- **DATASET ROWS**
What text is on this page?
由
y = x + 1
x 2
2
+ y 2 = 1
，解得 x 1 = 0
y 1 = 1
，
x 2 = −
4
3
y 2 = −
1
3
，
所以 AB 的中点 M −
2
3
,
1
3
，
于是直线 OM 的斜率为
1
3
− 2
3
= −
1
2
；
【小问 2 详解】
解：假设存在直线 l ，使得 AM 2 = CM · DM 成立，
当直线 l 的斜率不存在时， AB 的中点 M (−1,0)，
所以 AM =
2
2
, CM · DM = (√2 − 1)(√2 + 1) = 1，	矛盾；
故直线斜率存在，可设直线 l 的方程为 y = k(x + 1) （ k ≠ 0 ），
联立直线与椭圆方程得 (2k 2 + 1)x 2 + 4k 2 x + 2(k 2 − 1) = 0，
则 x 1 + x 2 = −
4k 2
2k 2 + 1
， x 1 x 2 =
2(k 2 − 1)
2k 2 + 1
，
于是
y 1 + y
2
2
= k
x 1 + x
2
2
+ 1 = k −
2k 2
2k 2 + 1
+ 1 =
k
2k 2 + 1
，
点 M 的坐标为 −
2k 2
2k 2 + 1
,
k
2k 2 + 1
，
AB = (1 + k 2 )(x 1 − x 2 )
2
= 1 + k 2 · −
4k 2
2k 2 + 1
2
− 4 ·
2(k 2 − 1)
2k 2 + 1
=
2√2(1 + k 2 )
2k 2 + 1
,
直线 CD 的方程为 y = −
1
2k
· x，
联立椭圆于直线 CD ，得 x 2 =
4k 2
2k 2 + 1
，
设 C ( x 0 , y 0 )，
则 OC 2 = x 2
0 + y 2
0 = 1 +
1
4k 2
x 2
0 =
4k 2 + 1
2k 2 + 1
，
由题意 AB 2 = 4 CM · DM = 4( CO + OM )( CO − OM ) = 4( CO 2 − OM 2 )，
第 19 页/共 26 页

- **GIVEN TASK**
Restate the listing above word for word.

- **FINISHED EXERCISE**
What text is on this page?
由
y = x + 1
x 2
2
+ y 2 = 1
，解得 x 1 = 0
y 1 = 1
，
x 2 = −
4
3
y 2 = −
1
3
，
所以 AB 的中点 M −
2
3
,
1
3
，
于是直线 OM 的斜率为
1
3
− 2
3
= −
1
2
；
【小问 2 详解】
解：假设存在直线 l ，使得 AM 2 = CM · DM 成立，
当直线 l 的斜率不存在时， AB 的中点 M (−1,0)，
所以 AM =
2
2
, CM · DM = (√2 − 1)(√2 + 1) = 1，	矛盾；
故直线斜率存在，可设直线 l 的方程为 y = k(x + 1) （ k ≠ 0 ），
联立直线与椭圆方程得 (2k 2 + 1)x 2 + 4k 2 x + 2(k 2 − 1) = 0，
则 x 1 + x 2 = −
4k 2
2k 2 + 1
， x 1 x 2 =
2(k 2 − 1)
2k 2 + 1
，
于是
y 1 + y
2
2
= k
x 1 + x
2
2
+ 1 = k −
2k 2
2k 2 + 1
+ 1 =
k
2k 2 + 1
，
点 M 的坐标为 −
2k 2
2k 2 + 1
,
k
2k 2 + 1
，
AB = (1 + k 2 )(x 1 − x 2 )
2
= 1 + k 2 · −
4k 2
2k 2 + 1
2
− 4 ·
2(k 2 − 1)
2k 2 + 1
=
2√2(1 + k 2 )
2k 2 + 1
,
直线 CD 的方程为 y = −
1
2k
· x，
联立椭圆于直线 CD ，得 x 2 =
4k 2
2k 2 + 1
，
设 C ( x 0 , y 0 )，
则 OC 2 = x 2
0 + y 2
0 = 1 +
1
4k 2
x 2
0 =
4k 2 + 1
2k 2 + 1
，
由题意 AB 2 = 4 CM · DM = 4( CO + OM )( CO − OM ) = 4( CO 2 − OM 2 )，
第 19 页/共 26 页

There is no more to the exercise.